SET PROBLEM
Write the data out again, character for character, with no images.

# START OF RECORDS TO PROCESS

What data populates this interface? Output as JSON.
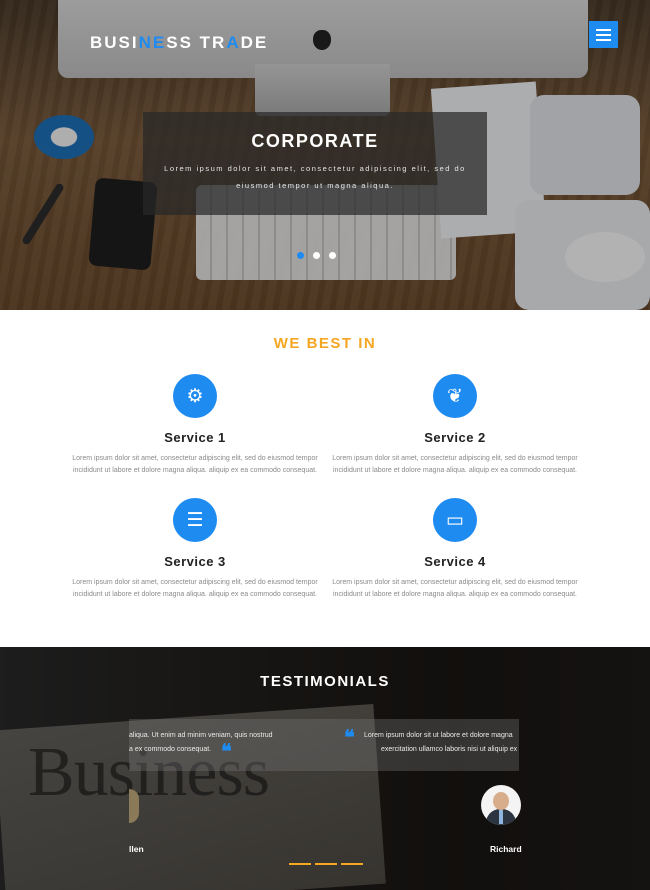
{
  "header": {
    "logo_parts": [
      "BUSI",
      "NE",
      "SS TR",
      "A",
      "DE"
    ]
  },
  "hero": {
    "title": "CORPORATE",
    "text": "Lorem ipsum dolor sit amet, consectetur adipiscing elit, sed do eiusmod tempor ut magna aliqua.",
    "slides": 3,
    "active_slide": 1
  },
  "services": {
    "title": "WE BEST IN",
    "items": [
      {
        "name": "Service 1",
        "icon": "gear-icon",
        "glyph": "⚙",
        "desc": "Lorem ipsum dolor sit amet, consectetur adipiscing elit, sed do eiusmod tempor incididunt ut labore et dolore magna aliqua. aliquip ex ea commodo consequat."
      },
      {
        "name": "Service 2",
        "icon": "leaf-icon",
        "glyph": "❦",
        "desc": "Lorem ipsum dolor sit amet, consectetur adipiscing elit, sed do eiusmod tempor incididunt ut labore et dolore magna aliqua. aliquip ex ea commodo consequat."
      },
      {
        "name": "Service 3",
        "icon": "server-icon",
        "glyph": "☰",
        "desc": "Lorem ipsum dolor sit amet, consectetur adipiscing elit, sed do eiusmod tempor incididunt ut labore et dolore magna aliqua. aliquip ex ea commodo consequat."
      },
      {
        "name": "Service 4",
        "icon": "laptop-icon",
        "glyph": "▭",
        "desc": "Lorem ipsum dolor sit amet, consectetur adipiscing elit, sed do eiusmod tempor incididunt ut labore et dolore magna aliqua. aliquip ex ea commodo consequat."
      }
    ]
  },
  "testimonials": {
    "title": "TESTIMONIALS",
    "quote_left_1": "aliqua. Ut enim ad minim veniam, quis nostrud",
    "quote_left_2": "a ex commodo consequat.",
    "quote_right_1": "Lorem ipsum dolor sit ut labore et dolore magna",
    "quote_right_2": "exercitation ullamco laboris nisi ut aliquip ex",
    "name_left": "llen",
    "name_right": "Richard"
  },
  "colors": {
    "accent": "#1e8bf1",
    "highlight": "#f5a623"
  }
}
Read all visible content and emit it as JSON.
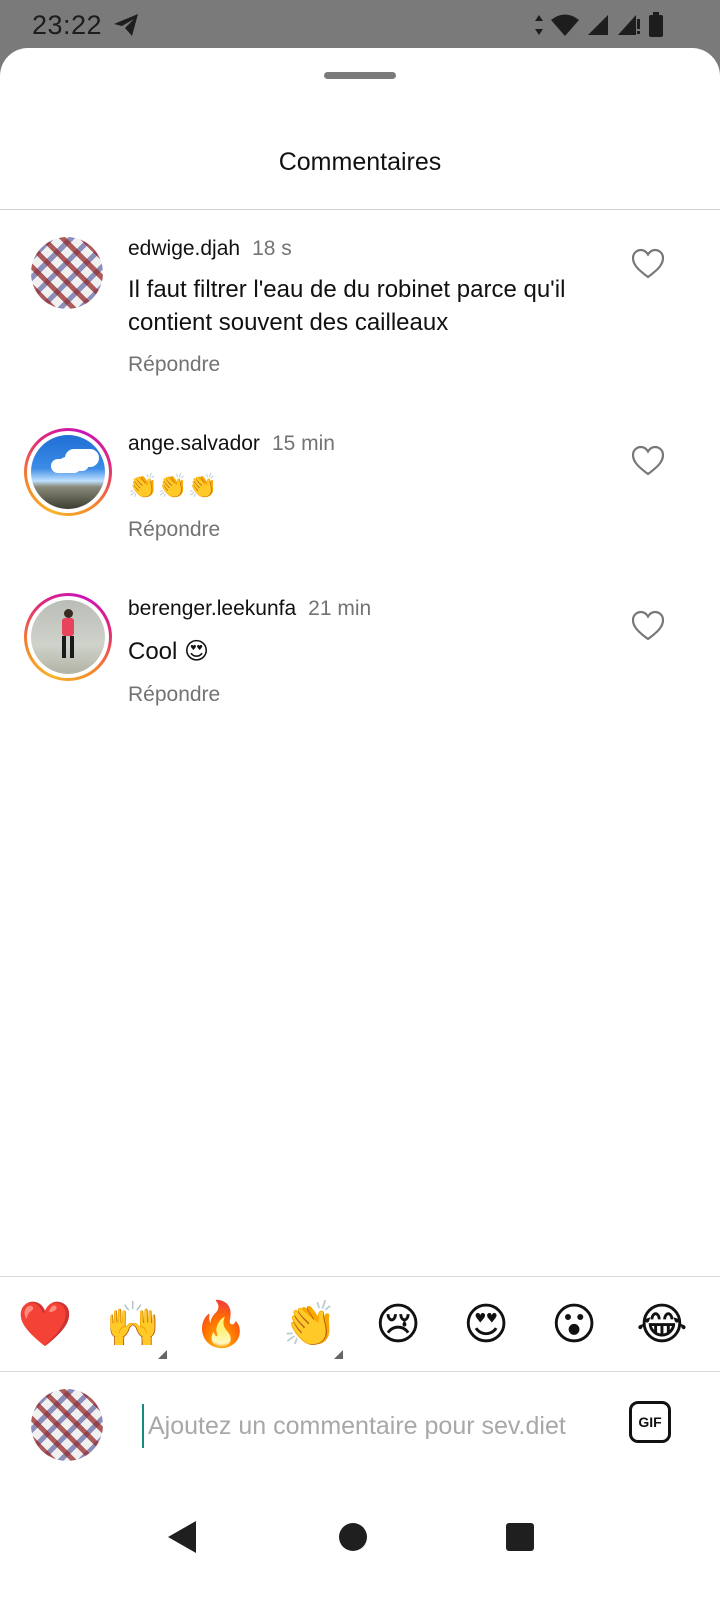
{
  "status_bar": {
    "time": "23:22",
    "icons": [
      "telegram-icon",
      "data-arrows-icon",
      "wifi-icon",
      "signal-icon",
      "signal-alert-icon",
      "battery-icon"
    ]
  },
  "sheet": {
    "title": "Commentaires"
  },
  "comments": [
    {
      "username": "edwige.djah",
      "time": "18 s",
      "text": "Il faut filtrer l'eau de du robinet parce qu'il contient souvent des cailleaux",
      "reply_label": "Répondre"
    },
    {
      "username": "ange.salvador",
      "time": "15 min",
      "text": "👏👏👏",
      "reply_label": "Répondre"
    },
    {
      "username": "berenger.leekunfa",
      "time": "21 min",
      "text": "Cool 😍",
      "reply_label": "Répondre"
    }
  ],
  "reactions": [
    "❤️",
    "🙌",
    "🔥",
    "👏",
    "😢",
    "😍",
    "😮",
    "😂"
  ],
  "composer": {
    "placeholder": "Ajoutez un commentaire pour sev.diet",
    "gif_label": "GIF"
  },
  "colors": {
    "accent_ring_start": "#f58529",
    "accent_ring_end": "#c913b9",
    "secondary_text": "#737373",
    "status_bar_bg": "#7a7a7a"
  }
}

# END OF RECORDS TO PROCESS

FULL SOLUTION
What data populates this interface? Output as JSON.
{
  "header": {
    "logo_parts": [
      "BUSI",
      "NE",
      "SS TR",
      "A",
      "DE"
    ]
  },
  "hero": {
    "title": "CORPORATE",
    "text": "Lorem ipsum dolor sit amet, consectetur adipiscing elit, sed do eiusmod tempor ut magna aliqua.",
    "slides": 3,
    "active_slide": 1
  },
  "services": {
    "title": "WE BEST IN",
    "items": [
      {
        "name": "Service 1",
        "icon": "gear-icon",
        "glyph": "⚙",
        "desc": "Lorem ipsum dolor sit amet, consectetur adipiscing elit, sed do eiusmod tempor incididunt ut labore et dolore magna aliqua. aliquip ex ea commodo consequat."
      },
      {
        "name": "Service 2",
        "icon": "leaf-icon",
        "glyph": "❦",
        "desc": "Lorem ipsum dolor sit amet, consectetur adipiscing elit, sed do eiusmod tempor incididunt ut labore et dolore magna aliqua. aliquip ex ea commodo consequat."
      },
      {
        "name": "Service 3",
        "icon": "server-icon",
        "glyph": "☰",
        "desc": "Lorem ipsum dolor sit amet, consectetur adipiscing elit, sed do eiusmod tempor incididunt ut labore et dolore magna aliqua. aliquip ex ea commodo consequat."
      },
      {
        "name": "Service 4",
        "icon": "laptop-icon",
        "glyph": "▭",
        "desc": "Lorem ipsum dolor sit amet, consectetur adipiscing elit, sed do eiusmod tempor incididunt ut labore et dolore magna aliqua. aliquip ex ea commodo consequat."
      }
    ]
  },
  "testimonials": {
    "title": "TESTIMONIALS",
    "quote_left_1": "aliqua. Ut enim ad minim veniam, quis nostrud",
    "quote_left_2": "a ex commodo consequat.",
    "quote_right_1": "Lorem ipsum dolor sit ut labore et dolore magna",
    "quote_right_2": "exercitation ullamco laboris nisi ut aliquip ex",
    "name_left": "llen",
    "name_right": "Richard"
  },
  "colors": {
    "accent": "#1e8bf1",
    "highlight": "#f5a623"
  }
}
Read all visible content and emit it as JSON.
{
  "status_bar": {
    "time": "23:22",
    "icons": [
      "telegram-icon",
      "data-arrows-icon",
      "wifi-icon",
      "signal-icon",
      "signal-alert-icon",
      "battery-icon"
    ]
  },
  "sheet": {
    "title": "Commentaires"
  },
  "comments": [
    {
      "username": "edwige.djah",
      "time": "18 s",
      "text": "Il faut filtrer l'eau de du robinet parce qu'il contient souvent des cailleaux",
      "reply_label": "Répondre"
    },
    {
      "username": "ange.salvador",
      "time": "15 min",
      "text": "👏👏👏",
      "reply_label": "Répondre"
    },
    {
      "username": "berenger.leekunfa",
      "time": "21 min",
      "text": "Cool 😍",
      "reply_label": "Répondre"
    }
  ],
  "reactions": [
    "❤️",
    "🙌",
    "🔥",
    "👏",
    "😢",
    "😍",
    "😮",
    "😂"
  ],
  "composer": {
    "placeholder": "Ajoutez un commentaire pour sev.diet",
    "gif_label": "GIF"
  },
  "colors": {
    "accent_ring_start": "#f58529",
    "accent_ring_end": "#c913b9",
    "secondary_text": "#737373",
    "status_bar_bg": "#7a7a7a"
  }
}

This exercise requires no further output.